- [Problème posé]
Recopiez mot pour mot le passage de l'entretien sur Le Calice du Dragon qui commence à « Dans une interview » et se termine à « bas de page ? ».

- [Extrait du document]
########
La sortie du Calice du Dragon, tout nouveau roman de Lucius Shepard, encore inédit dans les pays anglophones s’est faite dans des conditions particulières — sur des chapeaux de roues, c’est le moins qu’on puisse dire. Quelques semaines après sa parution, il est temps de revenir sur la genèse de ce projet. Lucius Shepard, son traducteur Jean-Daniel Brèque et le dessinateur Nicolas Fructus ont accepté de répondre à nos questions…
Dans les veines de Griaule
Lucius Shepard
Après « Le Crâne », avais-tu le sentiment qu’il y avait encore des choses à exprimer au sujet de Griaule ?
Je me suis toujours dit que Griaule était un cadre, susceptible de s’étirer à l’infini, une lentille à travers laquelle examiner la diversité des comportements humains. Je pense pouvoir trouver sans cesse de nouvelles histoires à raconter au sujet de Griaule, mais la question est de savoir si j’en ai envie.
Dans une interview que tu as donnée au site Strange Horizons en 2004, tu mentionnais déjà Le Calice du Dragon. Pourquoi avoir attendu aussi longtemps avant d’écrire ce texte ?
J’ai beaucoup d’idées d’histoires. J’en écris certaines immédiatement ; je laisse les autres mijoter pendant des années. C’est le cas du Calice du Dragon. J’ai procrastiné durant l’écriture de ce roman parce que mes centres d’intérêt s’étaient déplacés.
Comment t’es venue l’idée du Calice ? Vient-elle de « L’Écaille de Taborin », où Richard Rosacher est cité dans une note de bas de page ?
Non, j’en ai eu l’idée bien avant d’écrire « L’Écaille de Taborin ». Et quant à la genèse de ce roman : l’idée que le sang de Griaule puisse avoir des propriétés magiques m’est venue d’un coup en tête.
########
- [Données recueillies]
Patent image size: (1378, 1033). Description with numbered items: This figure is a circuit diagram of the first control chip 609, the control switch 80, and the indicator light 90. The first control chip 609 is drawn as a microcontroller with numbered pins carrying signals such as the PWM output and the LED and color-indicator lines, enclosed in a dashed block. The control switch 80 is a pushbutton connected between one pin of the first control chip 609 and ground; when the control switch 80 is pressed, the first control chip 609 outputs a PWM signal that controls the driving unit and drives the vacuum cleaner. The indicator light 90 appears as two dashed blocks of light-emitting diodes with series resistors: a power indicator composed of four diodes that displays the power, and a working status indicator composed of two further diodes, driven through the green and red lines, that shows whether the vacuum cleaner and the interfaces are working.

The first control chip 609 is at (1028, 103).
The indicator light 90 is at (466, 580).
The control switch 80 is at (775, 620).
########
- [Résultat attendu]
Dans une interview que tu as donnée au site Strange Horizons en 2004, tu mentionnais déjà Le Calice du Dragon. Pourquoi avoir attendu aussi longtemps avant d’écrire ce texte ?
J’ai beaucoup d’idées d’histoires. J’en écris certaines immédiatement ; je laisse les autres mijoter pendant des années. C’est le cas du Calice du Dragon. J’ai procrastiné durant l’écriture de ce roman parce que mes centres d’intérêt s’étaient déplacés.
Comment t’es venue l’idée du Calice ? Vient-elle de « L’Écaille de Taborin », où Richard Rosacher est cité dans une note de bas de page ?